Bei allgemeinen Fragen zum Biotopkataster: Im September finden regionale Informationsversammlungen statt, bei denen verschiedene Experten Rede und Antwort stehen werden. Die genauen Details werden Anfang September über die Presse mitgeteilt. In der Zwischenzeit werden die landwirtschaftlichen Betriebe mit flächenmäβig vielen Biotopen einzeln kontaktiert vom Umweltdepartement des Nachhaltigkeitsministeriums. Betroffene Landwirte welche aus diversen Gründen nicht an den Informationsversammlungen teilnehmen werden, können darüber hinaus bis zum 1.10.2014 schriftlich Kontakt mit dem Umweltdepartement des Nachhaltigkeitsministeriums aufnehmen, bei Beschwerden fachlicher Natur oder beispielsweise wenn seit dem Anfang der Kartierungen 2007 bis dato Änderungen der Biotope entstanden sind (Umbruch, Nutzungsintensität, Baustellenaktivität …).[…] ».
Suite à la réception du courrier précité, la société requérante entreprit des recherches dans le cadastre des biotopes et découvrit à cette occasion que cinq autres biotopes avaient été recensés en 2008 et en 2012 sur les parcelles précitées dont elle est propriétaire dans la commune de ….
Par courrier du 29 septembre 2014, la société requérante s’adressa, par l’intermédiaire de son litismandaire, au ministre de l’Environnement, ainsi qu’au ministre de l’Agriculture, de la Viticulture et de la Protection des consommateurs afin de contester une partie des inscriptions au cadastre des biotopes en relation avec les parcelles lui appartenant dans les communes de … et de … et pour en solliciter la suppression, la société requérante ayant précisé que ledit courrier était à considérer comme un recours gracieux.
Ce courrier étant resté sans réponse, la société requérante relança en date du 9 janvier 2015 les deux ministres prévisés et sollicita de leur part une décision formelle et dûment motivée par rapport aux doléances présentées dans son courrier du 29 septembre 2014.
Par courrier du 23 mars 2015, le ministre de l’Environnement, ci-après désigné par « le ministre », prit position par rapport aux courriers de la société requérante des 29 septembre 2014 et 9 janvier 2015 dans les termes suivants :
« […] Je me réfère à vos courriers du 29 septembre 2014 et du 9 janvier 2015 concernant le dossier sous rubrique.

• LIGNES:
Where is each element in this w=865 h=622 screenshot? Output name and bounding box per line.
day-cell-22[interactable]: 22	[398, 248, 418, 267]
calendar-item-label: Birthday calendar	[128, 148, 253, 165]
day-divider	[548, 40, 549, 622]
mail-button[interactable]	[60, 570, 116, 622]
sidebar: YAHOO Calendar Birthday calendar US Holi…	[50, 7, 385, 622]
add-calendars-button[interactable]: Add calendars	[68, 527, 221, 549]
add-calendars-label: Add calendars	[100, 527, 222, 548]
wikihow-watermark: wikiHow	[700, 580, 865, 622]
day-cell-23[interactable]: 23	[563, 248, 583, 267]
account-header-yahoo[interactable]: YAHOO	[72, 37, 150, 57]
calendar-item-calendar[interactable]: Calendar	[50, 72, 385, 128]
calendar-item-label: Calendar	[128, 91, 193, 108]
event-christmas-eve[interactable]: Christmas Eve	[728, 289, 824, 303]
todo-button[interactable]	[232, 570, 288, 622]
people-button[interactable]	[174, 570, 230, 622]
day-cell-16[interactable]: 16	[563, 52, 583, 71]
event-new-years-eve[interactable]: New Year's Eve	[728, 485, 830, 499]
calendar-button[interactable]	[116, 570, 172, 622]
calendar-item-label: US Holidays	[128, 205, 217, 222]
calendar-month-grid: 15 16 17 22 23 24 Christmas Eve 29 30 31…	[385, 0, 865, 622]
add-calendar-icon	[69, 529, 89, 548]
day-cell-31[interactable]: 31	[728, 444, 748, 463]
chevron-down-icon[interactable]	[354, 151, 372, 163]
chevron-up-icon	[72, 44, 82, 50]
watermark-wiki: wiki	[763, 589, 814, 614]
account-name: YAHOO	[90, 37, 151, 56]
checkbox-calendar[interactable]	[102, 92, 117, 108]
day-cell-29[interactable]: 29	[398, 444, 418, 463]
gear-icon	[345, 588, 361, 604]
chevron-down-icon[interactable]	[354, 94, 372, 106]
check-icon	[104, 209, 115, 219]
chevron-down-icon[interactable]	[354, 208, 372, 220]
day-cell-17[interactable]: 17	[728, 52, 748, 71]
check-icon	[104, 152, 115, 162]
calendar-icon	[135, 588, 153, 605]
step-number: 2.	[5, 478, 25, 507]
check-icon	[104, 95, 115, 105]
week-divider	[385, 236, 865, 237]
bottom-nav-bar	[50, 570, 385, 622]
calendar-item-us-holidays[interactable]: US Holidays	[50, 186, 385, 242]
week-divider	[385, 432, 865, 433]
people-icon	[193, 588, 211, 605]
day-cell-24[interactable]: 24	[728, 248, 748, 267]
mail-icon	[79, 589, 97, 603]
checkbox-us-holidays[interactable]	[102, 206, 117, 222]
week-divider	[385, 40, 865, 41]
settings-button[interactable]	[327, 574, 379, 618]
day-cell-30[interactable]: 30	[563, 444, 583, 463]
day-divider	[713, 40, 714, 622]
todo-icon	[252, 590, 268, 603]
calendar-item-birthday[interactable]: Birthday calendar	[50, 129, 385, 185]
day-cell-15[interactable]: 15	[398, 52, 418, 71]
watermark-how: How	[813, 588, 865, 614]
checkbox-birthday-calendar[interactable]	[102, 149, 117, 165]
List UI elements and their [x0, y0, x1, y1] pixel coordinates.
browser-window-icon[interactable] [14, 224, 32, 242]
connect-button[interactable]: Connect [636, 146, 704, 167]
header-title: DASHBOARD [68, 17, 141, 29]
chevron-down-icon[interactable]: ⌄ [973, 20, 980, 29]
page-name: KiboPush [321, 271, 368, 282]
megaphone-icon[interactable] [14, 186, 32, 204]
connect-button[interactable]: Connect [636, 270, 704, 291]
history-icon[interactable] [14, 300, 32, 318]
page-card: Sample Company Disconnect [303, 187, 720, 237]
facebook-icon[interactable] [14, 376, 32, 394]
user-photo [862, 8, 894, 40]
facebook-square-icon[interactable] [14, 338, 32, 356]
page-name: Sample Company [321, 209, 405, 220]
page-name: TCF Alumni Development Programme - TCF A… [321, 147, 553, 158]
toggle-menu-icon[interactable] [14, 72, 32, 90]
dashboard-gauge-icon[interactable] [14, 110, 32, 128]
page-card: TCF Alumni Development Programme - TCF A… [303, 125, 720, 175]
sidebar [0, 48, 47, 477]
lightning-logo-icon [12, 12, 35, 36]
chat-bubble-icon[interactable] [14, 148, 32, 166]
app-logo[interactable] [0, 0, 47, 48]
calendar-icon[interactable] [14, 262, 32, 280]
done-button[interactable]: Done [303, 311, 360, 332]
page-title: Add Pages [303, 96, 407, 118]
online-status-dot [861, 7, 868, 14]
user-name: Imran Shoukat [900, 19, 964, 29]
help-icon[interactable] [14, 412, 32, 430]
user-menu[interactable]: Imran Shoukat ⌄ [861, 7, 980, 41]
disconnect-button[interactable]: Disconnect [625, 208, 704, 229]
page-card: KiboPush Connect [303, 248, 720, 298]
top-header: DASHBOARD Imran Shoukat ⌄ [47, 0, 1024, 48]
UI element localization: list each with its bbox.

--

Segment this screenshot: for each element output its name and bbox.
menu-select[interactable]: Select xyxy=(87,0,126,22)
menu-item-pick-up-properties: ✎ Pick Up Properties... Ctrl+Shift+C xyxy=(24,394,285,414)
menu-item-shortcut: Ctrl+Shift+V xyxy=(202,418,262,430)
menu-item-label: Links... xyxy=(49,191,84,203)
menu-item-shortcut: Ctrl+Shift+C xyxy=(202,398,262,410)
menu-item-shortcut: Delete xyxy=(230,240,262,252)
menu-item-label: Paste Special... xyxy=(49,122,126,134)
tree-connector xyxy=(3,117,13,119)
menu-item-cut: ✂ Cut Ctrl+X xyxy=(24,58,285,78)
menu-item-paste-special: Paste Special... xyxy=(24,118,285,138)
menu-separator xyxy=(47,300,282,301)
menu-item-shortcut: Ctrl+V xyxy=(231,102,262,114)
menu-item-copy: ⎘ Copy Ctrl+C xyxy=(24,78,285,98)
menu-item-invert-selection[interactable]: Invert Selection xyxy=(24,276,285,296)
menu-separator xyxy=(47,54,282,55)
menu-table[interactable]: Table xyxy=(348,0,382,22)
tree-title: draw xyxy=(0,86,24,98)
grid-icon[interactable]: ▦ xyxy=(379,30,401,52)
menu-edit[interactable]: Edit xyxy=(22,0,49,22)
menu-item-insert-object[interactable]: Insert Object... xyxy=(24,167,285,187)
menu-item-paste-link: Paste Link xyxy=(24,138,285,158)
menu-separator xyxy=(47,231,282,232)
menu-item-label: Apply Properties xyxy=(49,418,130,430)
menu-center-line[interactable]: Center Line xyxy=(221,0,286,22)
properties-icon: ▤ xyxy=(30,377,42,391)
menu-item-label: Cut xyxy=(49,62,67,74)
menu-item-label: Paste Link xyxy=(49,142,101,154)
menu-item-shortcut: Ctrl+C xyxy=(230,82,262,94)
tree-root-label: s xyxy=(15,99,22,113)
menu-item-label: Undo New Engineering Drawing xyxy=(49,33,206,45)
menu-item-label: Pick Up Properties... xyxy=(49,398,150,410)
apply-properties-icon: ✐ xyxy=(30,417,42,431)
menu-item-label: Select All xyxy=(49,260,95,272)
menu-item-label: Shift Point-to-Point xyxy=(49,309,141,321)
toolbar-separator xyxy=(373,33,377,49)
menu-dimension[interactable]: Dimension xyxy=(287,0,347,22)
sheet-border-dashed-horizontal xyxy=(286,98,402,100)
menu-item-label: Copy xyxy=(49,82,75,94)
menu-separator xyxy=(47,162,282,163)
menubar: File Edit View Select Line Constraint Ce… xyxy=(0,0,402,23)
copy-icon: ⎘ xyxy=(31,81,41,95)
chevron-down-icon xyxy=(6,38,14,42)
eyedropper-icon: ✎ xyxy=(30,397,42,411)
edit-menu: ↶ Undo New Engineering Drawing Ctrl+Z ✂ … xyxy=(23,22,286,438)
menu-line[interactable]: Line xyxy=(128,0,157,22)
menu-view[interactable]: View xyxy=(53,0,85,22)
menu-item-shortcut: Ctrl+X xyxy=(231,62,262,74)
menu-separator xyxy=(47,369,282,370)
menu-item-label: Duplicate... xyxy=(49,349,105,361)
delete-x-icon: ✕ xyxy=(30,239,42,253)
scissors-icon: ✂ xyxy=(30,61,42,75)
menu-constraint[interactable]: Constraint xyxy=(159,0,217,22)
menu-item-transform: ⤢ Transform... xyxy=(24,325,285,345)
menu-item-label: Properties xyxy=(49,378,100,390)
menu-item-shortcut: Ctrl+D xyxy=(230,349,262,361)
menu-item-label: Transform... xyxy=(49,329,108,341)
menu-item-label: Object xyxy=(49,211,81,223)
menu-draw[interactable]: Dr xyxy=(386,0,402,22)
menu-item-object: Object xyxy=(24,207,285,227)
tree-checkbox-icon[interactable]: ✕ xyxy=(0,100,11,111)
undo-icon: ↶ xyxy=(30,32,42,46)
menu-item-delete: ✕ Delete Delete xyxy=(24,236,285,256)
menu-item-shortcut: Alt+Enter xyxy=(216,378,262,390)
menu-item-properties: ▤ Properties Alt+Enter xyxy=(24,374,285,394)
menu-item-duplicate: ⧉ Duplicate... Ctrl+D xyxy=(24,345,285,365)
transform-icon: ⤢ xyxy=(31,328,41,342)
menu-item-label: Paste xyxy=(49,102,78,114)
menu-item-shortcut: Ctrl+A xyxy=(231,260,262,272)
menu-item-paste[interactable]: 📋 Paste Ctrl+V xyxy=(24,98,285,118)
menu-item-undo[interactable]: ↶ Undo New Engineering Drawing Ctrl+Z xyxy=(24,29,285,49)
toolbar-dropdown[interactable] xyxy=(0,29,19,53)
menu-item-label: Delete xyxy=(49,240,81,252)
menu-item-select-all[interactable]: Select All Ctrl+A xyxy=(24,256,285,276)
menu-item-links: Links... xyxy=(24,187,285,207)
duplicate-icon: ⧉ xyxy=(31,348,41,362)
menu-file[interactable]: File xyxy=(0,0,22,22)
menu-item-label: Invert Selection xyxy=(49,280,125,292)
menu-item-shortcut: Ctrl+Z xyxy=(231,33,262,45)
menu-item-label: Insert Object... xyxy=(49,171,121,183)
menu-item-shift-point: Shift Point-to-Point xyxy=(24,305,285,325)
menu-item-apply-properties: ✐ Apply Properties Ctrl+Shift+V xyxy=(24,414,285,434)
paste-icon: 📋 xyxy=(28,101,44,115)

...

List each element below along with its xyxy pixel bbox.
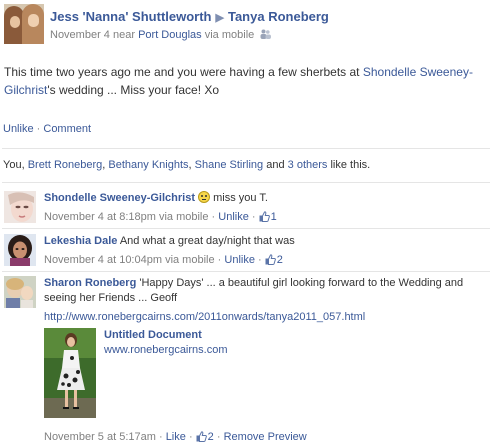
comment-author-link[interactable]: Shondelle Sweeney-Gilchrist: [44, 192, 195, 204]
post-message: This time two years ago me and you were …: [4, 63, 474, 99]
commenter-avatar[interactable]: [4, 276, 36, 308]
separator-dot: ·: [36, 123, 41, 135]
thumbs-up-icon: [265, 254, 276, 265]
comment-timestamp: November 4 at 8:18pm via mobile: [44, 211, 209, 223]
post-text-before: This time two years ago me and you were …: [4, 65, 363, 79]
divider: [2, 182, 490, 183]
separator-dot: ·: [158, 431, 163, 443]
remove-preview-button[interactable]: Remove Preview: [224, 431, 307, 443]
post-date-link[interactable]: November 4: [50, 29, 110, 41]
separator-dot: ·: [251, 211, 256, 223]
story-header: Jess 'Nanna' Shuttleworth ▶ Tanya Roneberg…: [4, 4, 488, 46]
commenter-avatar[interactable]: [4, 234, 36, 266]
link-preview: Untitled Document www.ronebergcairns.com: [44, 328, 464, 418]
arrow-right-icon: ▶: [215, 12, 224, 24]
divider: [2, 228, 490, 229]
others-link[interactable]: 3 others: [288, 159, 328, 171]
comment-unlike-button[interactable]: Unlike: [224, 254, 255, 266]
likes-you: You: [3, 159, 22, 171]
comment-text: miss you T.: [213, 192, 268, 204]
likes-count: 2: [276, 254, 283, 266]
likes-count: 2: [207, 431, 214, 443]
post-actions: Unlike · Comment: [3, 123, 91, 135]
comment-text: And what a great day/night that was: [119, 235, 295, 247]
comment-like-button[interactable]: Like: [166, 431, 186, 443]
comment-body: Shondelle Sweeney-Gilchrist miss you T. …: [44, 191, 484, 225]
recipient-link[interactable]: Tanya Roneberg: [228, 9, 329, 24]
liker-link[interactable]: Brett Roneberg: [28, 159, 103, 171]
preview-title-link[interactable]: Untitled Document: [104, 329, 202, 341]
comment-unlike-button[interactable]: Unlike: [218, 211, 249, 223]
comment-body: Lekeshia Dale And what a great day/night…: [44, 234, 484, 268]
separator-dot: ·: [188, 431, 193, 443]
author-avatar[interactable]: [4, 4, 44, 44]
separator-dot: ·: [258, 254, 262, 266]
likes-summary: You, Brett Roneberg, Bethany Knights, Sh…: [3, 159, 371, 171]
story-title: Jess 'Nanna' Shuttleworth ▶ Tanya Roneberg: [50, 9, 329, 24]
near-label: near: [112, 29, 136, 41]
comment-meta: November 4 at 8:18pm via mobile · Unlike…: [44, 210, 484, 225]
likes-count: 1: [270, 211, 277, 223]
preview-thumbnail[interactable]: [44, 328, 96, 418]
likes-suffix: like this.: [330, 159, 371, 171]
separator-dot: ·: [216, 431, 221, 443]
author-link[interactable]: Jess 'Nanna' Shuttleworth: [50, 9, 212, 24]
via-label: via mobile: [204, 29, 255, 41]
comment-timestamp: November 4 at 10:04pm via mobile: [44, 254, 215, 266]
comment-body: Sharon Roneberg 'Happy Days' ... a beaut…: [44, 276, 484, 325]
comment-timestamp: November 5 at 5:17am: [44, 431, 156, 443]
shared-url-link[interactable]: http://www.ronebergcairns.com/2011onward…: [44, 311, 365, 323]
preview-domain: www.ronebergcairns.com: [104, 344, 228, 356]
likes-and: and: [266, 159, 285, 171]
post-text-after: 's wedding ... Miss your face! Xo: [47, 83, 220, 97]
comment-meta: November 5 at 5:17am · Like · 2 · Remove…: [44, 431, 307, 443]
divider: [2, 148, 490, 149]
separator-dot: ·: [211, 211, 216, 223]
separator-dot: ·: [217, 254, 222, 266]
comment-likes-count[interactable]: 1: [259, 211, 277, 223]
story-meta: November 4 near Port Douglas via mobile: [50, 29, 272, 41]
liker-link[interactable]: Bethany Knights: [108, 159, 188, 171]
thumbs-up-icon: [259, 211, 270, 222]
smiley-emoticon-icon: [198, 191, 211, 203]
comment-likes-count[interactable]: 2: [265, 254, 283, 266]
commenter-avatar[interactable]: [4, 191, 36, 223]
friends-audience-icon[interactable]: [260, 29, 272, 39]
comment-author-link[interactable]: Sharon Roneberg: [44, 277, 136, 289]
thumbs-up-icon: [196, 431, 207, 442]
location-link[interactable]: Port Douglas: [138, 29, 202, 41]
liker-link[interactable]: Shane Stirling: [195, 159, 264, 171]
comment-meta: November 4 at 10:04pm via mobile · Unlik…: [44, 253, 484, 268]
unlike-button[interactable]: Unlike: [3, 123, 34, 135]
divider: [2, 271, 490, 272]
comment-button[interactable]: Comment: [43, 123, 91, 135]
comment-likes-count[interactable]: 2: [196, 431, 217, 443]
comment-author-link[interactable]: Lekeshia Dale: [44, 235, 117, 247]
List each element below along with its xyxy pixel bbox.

• PROBLÈMES À RÉSOUDRE:
A – Répondez à ces questions d'après l'extrait sur le cadastre des biotopes :
(i) Jusqu'à quelle date les agriculteurs concernés peuvent-ils prendre contact par écrit avec le département de l'environnement du ministère du Développement durable ?
(ii) En quelles années les cinq autres biotopes découverts par la société requérante ont-ils été recensés ?
(iii) À quelle date la société requérante a-t-elle relancé les deux ministres ?
B – Recopiez, dans l'extrait sur le cadastre des biotopes, le passage allant de « Ce courrier étant » jusqu'à « dossier sous rubrique. ».

• RÉSULTATS DE L'EXERCICE:
A –
(i) Jusqu'au 1.10.2014.
(ii) En 2008 et en 2012.
(iii) Le 9 janvier 2015.

B –
Ce courrier étant resté sans réponse, la société requérante relança en date du 9 janvier 2015 les deux ministres prévisés et sollicita de leur part une décision formelle et dûment motivée par rapport aux doléances présentées dans son courrier du 29 septembre 2014.
Par courrier du 23 mars 2015, le ministre de l’Environnement, ci-après désigné par « le ministre », prit position par rapport aux courriers de la société requérante des 29 septembre 2014 et 9 janvier 2015 dans les termes suivants :
« […] Je me réfère à vos courriers du 29 septembre 2014 et du 9 janvier 2015 concernant le dossier sous rubrique.